[START OF Recorded information]

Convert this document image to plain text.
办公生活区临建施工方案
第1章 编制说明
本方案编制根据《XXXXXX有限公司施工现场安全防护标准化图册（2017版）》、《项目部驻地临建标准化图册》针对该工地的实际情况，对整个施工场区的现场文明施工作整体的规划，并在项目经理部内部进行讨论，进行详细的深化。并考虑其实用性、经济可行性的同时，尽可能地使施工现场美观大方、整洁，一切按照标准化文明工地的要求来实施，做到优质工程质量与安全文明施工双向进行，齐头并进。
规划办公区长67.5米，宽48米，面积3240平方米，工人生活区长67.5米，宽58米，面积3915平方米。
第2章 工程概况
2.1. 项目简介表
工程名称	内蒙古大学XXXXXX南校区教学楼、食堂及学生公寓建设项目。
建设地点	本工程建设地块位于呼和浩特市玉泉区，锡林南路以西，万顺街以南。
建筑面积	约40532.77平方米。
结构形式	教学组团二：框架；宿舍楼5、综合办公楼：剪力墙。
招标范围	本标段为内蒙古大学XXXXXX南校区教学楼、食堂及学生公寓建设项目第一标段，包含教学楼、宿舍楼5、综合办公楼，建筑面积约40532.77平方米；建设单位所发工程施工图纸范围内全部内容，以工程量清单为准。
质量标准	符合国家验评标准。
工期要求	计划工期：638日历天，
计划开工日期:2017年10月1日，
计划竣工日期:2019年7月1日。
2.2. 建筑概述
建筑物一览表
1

[END OF Recorded information]

▸ Task instructions
Transcribe the records above exactly as they appear.

▸ Exercise result
Convert this document image to plain text.
办公生活区临建施工方案
第1章 编制说明
本方案编制根据《XXXXXX有限公司施工现场安全防护标准化图册（2017版）》、《项目部驻地临建标准化图册》针对该工地的实际情况，对整个施工场区的现场文明施工作整体的规划，并在项目经理部内部进行讨论，进行详细的深化。并考虑其实用性、经济可行性的同时，尽可能地使施工现场美观大方、整洁，一切按照标准化文明工地的要求来实施，做到优质工程质量与安全文明施工双向进行，齐头并进。
规划办公区长67.5米，宽48米，面积3240平方米，工人生活区长67.5米，宽58米，面积3915平方米。
第2章 工程概况
2.1. 项目简介表
工程名称	内蒙古大学XXXXXX南校区教学楼、食堂及学生公寓建设项目。
建设地点	本工程建设地块位于呼和浩特市玉泉区，锡林南路以西，万顺街以南。
建筑面积	约40532.77平方米。
结构形式	教学组团二：框架；宿舍楼5、综合办公楼：剪力墙。
招标范围	本标段为内蒙古大学XXXXXX南校区教学楼、食堂及学生公寓建设项目第一标段，包含教学楼、宿舍楼5、综合办公楼，建筑面积约40532.77平方米；建设单位所发工程施工图纸范围内全部内容，以工程量清单为准。
质量标准	符合国家验评标准。
工期要求	计划工期：638日历天，
计划开工日期:2017年10月1日，
计划竣工日期:2019年7月1日。
2.2. 建筑概述
建筑物一览表
1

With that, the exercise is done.